Assigned task: Scan the records that follow, and whenever a line has the word "time", copy it.

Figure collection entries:
▼

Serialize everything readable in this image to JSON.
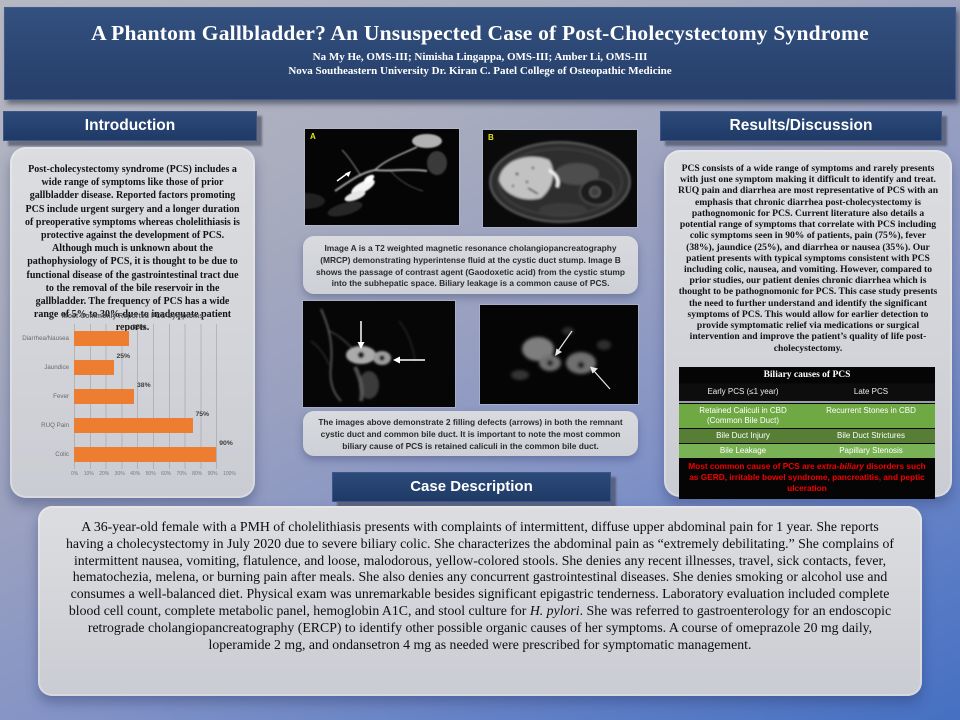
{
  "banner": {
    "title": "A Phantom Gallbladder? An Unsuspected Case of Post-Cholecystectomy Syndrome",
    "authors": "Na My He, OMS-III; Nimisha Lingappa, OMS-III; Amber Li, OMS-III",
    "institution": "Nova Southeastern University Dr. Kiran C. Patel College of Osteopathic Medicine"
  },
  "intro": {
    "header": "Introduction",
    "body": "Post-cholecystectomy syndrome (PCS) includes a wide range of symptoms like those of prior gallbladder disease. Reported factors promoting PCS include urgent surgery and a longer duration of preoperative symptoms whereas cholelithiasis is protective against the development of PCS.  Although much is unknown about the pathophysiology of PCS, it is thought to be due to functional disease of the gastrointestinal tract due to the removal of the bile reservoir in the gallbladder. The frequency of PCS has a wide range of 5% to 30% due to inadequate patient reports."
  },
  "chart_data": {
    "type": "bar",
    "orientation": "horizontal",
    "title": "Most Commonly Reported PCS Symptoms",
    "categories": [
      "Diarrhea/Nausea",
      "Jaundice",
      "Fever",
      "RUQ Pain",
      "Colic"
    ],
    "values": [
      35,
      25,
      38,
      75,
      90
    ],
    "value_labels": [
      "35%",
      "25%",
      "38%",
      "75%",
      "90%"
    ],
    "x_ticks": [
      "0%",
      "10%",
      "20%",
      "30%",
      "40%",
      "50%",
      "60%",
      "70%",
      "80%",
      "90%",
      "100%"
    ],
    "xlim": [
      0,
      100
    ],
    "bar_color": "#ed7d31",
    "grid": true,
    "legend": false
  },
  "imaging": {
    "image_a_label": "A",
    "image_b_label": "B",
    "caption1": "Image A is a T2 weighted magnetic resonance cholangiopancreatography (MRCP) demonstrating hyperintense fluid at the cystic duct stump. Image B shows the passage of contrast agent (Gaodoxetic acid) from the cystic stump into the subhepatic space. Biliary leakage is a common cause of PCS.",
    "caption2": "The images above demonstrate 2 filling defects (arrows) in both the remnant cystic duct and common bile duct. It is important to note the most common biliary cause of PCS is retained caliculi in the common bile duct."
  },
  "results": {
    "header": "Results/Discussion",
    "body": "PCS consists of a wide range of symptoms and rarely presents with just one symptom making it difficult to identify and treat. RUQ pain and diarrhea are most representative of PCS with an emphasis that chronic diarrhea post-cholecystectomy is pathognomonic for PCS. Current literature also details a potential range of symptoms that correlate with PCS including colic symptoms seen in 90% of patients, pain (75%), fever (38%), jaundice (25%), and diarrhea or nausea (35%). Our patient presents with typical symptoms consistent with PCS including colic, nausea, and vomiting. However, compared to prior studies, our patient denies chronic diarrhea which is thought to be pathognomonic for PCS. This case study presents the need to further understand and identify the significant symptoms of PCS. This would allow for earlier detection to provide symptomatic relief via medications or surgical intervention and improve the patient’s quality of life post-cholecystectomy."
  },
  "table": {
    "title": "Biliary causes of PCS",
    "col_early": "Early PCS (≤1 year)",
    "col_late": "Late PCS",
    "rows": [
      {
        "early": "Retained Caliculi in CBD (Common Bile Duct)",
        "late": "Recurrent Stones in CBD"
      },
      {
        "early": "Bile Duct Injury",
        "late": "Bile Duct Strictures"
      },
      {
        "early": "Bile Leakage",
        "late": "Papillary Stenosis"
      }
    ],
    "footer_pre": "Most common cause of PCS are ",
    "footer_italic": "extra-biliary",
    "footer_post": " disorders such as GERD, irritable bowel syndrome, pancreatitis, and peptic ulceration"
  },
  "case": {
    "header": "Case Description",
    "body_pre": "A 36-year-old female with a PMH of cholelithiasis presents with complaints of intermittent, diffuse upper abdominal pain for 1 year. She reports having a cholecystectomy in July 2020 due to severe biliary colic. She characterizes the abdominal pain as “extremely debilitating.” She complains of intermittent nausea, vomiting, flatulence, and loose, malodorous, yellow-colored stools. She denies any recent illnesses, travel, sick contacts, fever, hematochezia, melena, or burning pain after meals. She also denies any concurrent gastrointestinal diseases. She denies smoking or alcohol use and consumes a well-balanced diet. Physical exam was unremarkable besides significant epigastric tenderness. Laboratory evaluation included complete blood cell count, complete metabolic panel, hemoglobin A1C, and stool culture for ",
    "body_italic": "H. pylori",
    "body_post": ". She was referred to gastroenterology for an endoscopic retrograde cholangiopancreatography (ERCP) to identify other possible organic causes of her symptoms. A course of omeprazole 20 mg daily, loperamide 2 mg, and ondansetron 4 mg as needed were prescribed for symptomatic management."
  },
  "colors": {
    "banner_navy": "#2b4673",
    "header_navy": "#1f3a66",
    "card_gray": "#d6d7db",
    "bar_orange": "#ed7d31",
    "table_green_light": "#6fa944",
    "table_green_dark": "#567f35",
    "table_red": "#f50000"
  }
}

▲
▼

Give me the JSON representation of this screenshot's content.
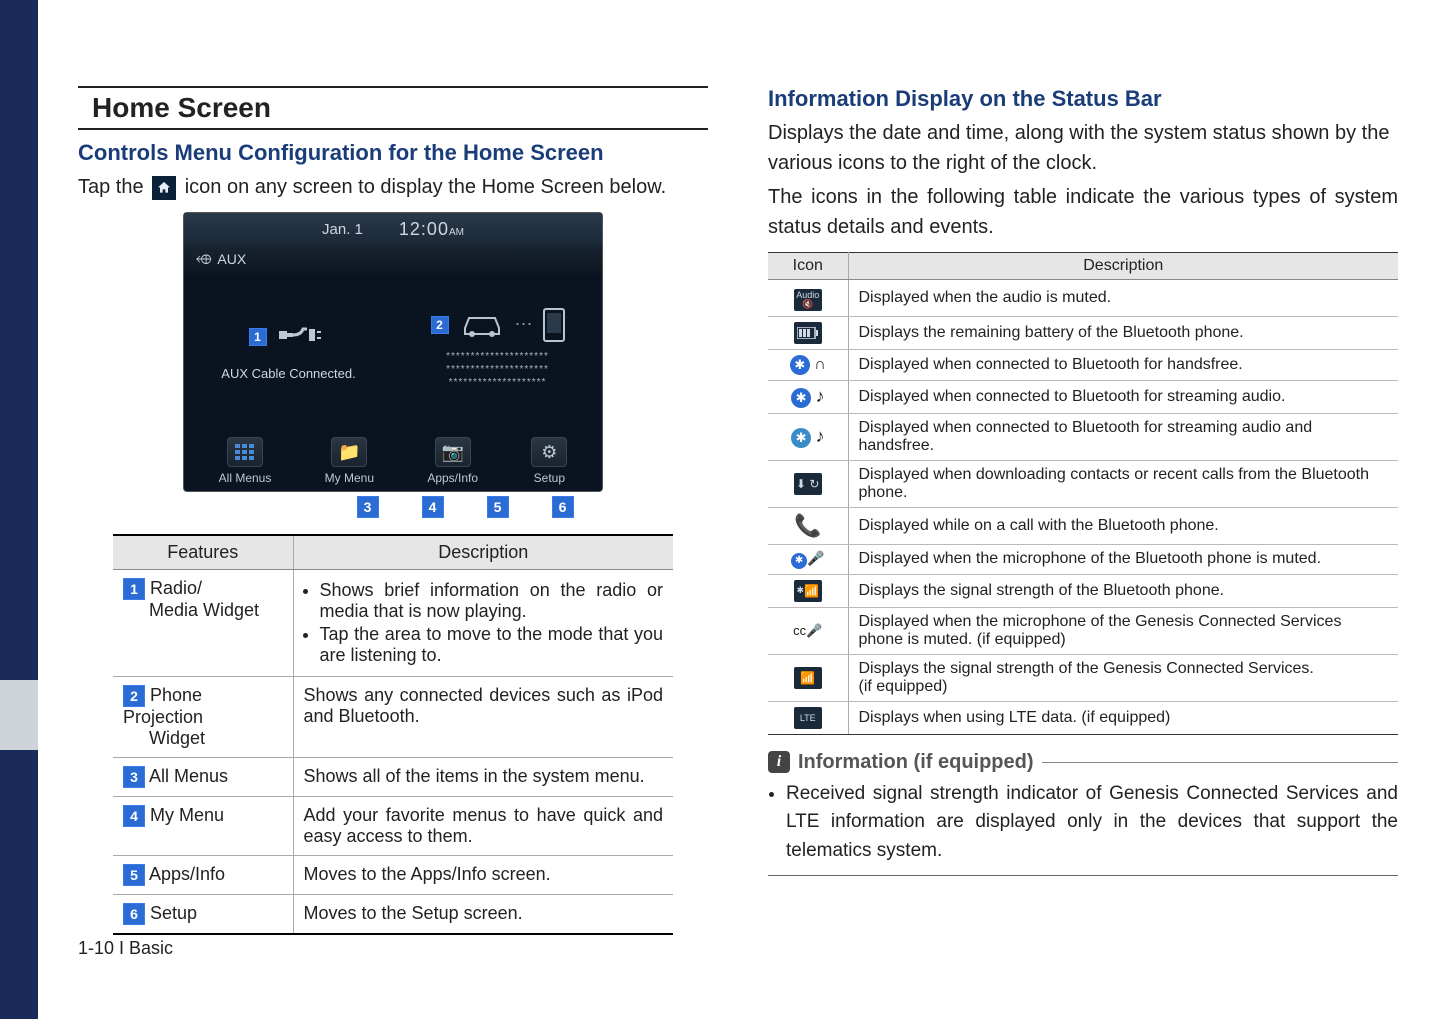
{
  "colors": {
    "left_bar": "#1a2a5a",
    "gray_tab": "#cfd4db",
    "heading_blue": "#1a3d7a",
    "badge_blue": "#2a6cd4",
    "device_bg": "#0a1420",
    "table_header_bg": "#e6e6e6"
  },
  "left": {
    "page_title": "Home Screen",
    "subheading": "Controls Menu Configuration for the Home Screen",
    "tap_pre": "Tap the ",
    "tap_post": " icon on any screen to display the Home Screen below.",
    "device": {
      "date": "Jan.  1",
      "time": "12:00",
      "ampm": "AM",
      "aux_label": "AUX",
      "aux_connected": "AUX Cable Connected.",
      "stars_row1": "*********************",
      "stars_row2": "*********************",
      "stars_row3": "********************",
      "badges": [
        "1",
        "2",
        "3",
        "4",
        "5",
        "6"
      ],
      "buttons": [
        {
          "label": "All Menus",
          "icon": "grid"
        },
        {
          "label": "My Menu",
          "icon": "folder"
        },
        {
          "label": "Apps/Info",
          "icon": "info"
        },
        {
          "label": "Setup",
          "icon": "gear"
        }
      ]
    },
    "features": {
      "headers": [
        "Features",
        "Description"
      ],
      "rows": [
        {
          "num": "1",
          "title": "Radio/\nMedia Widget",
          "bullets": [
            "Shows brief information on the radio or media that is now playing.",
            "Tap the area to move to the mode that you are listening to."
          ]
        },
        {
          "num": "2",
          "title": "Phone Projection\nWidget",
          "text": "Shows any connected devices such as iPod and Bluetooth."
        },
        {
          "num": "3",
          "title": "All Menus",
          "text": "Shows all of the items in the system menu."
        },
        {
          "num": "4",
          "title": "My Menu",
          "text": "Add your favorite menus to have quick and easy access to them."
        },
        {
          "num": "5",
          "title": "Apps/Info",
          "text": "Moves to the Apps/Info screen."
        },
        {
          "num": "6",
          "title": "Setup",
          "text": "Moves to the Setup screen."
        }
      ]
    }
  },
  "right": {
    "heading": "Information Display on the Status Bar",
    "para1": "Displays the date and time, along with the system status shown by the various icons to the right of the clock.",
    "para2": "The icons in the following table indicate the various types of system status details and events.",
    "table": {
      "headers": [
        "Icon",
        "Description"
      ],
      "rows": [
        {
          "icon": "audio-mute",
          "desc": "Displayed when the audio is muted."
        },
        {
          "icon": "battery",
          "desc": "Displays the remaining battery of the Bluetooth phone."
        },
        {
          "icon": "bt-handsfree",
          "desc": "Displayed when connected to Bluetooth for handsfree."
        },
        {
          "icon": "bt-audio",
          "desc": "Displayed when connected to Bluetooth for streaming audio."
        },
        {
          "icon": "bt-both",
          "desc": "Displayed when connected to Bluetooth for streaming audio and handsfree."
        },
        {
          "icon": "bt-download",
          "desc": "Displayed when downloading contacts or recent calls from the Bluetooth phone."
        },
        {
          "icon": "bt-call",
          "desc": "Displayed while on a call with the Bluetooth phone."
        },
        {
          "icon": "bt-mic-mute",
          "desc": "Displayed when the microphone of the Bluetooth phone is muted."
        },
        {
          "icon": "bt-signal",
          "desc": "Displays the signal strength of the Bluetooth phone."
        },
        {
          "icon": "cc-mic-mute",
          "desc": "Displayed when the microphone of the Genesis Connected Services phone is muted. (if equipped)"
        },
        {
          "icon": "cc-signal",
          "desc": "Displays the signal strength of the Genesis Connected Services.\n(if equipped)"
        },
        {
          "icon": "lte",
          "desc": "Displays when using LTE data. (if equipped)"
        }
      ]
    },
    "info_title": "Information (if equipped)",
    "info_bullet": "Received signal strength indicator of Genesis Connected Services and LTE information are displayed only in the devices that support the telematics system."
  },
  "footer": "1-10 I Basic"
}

▲
▼

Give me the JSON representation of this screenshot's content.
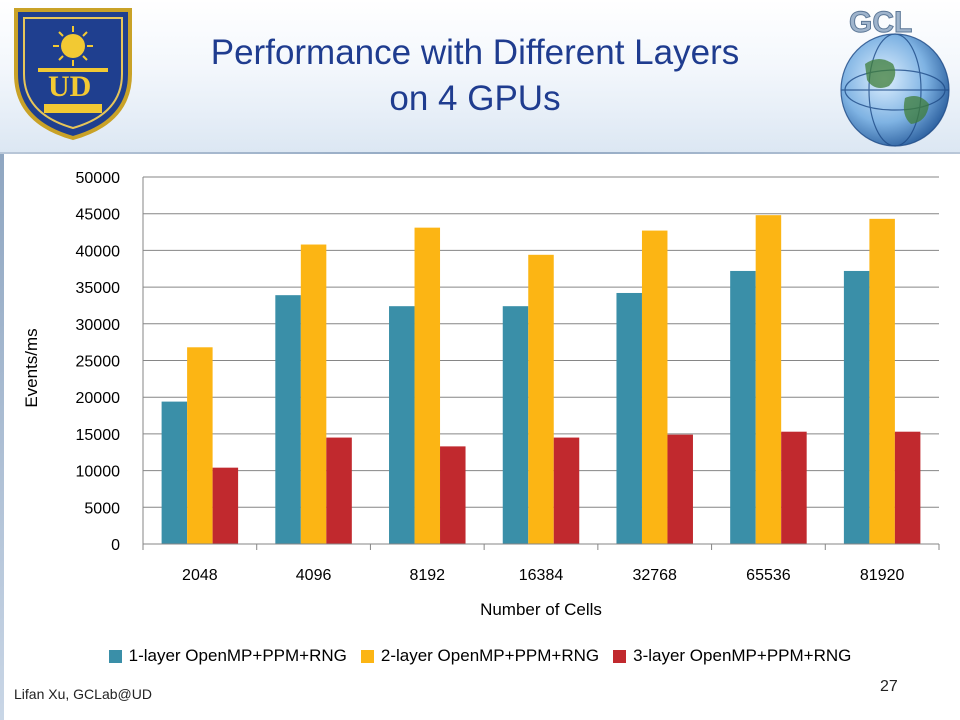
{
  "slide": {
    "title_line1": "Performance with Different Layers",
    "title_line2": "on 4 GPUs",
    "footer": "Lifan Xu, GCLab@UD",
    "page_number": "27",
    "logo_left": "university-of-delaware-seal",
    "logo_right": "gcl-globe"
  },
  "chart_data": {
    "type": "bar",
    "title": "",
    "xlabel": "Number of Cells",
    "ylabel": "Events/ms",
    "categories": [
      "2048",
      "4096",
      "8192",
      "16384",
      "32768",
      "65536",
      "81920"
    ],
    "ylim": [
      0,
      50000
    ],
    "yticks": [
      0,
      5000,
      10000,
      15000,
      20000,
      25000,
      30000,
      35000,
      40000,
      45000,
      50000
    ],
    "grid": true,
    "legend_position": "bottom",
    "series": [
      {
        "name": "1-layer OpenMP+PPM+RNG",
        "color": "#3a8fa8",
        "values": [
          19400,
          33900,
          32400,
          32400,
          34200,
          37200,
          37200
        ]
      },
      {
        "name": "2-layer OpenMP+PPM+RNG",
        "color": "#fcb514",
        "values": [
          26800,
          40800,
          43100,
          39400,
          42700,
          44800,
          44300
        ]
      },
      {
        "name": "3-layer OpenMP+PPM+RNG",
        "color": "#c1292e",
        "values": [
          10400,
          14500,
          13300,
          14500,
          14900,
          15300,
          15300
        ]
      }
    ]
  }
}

▲

Worked solution:
      "time": "12:00",
    "para1": "Displays the date and time, along with the system status shown by the various icons to the right of the clock.",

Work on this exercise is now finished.